▸ RECORDS FOR THIS TASK
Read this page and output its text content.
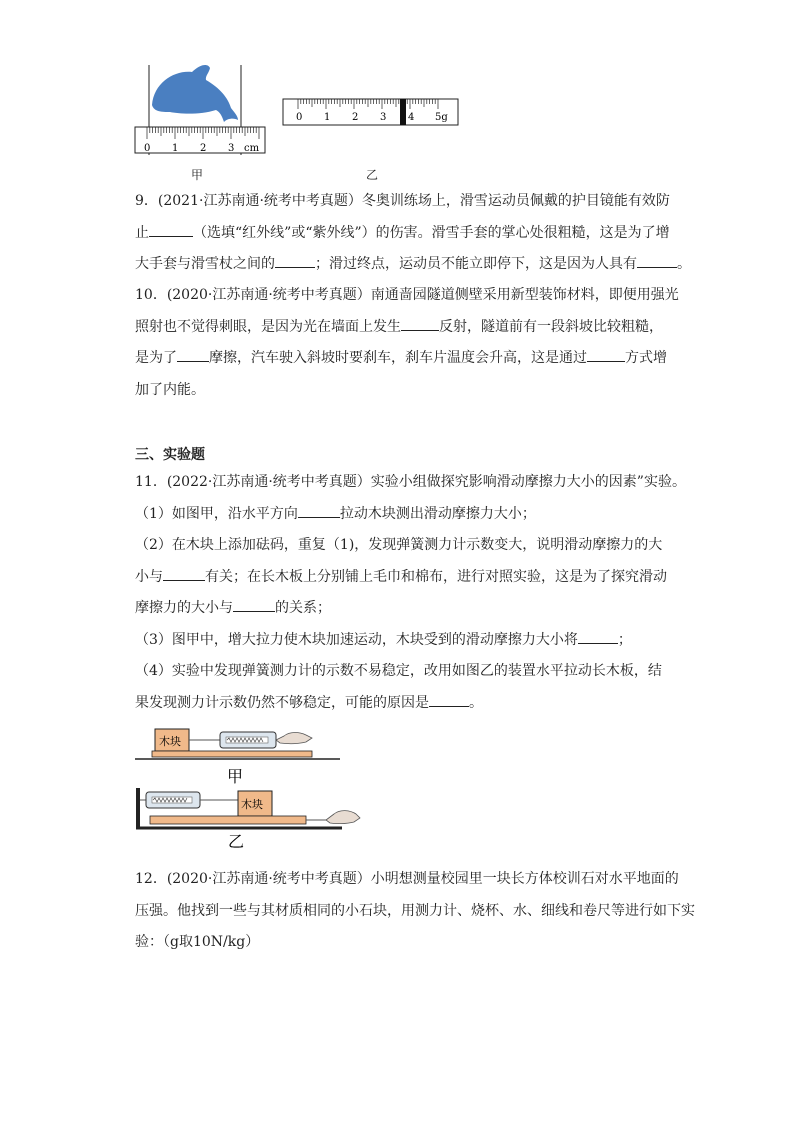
0 1 2 3 cm
0 1 2 3 4 5g
甲	乙
9．(2021·江苏南通·统考中考真题）冬奥训练场上，滑雪运动员佩戴的护目镜能有效防
止	（选填“红外线”或“紫外线”）的伤害。滑雪手套的掌心处很粗糙，这是为了增
大手套与滑雪杖之间的	；滑过终点，运动员不能立即停下，这是因为人具有	。
10．(2020·江苏南通·统考中考真题）南通啬园隧道侧壁采用新型装饰材料，即便用强光
照射也不觉得刺眼，是因为光在墙面上发生	反射，隧道前有一段斜坡比较粗糙，
是为了 摩擦，汽车驶入斜坡时要刹车，刹车片温度会升高，这是通过	方式增
加了内能。
三、实验题
11．(2022·江苏南通·统考中考真题）实验小组做探究影响滑动摩擦力大小的因素”实验。
（1）如图甲，沿水平方向	拉动木块测出滑动摩擦力大小；
（2）在木块上添加砝码，重复（1)，发现弹簧测力计示数变大，说明滑动摩擦力的大
小与	有关；在长木板上分别铺上毛巾和棉布，进行对照实验，这是为了探究滑动
摩擦力的大小与	的关系；
（3）图甲中，增大拉力使木块加速运动，木块受到的滑动摩擦力大小将	；
（4）实验中发现弹簧测力计的示数不易稳定，改用如图乙的装置水平拉动长木板，结
果发现测力计示数仍然不够稳定，可能的原因是	。
木块
甲
木块
乙
12．(2020·江苏南通·统考中考真题）小明想测量校园里一块长方体校训石对水平地面的
压强。他找到一些与其材质相同的小石块，用测力计、烧杯、水、细线和卷尺等进行如下实
验：（g取10N/kg）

▸ WHAT THE TASK ASKS
Pictures don't belong in the copy. Transcribe every record exactly as it appears.

▸ TASK SOLUTION
Read this page and output its text content.
0 1 2 3 cm
0 1 2 3 4 5g
甲	乙
9．(2021·江苏南通·统考中考真题）冬奥训练场上，滑雪运动员佩戴的护目镜能有效防
止	（选填“红外线”或“紫外线”）的伤害。滑雪手套的掌心处很粗糙，这是为了增
大手套与滑雪杖之间的	；滑过终点，运动员不能立即停下，这是因为人具有	。
10．(2020·江苏南通·统考中考真题）南通啬园隧道侧壁采用新型装饰材料，即便用强光
照射也不觉得刺眼，是因为光在墙面上发生	反射，隧道前有一段斜坡比较粗糙，
是为了 摩擦，汽车驶入斜坡时要刹车，刹车片温度会升高，这是通过	方式增
加了内能。
三、实验题
11．(2022·江苏南通·统考中考真题）实验小组做探究影响滑动摩擦力大小的因素”实验。
（1）如图甲，沿水平方向	拉动木块测出滑动摩擦力大小；
（2）在木块上添加砝码，重复（1)，发现弹簧测力计示数变大，说明滑动摩擦力的大
小与	有关；在长木板上分别铺上毛巾和棉布，进行对照实验，这是为了探究滑动
摩擦力的大小与	的关系；
（3）图甲中，增大拉力使木块加速运动，木块受到的滑动摩擦力大小将	；
（4）实验中发现弹簧测力计的示数不易稳定，改用如图乙的装置水平拉动长木板，结
果发现测力计示数仍然不够稳定，可能的原因是	。
木块
甲
木块
乙
12．(2020·江苏南通·统考中考真题）小明想测量校园里一块长方体校训石对水平地面的
压强。他找到一些与其材质相同的小石块，用测力计、烧杯、水、细线和卷尺等进行如下实
验：（g取10N/kg）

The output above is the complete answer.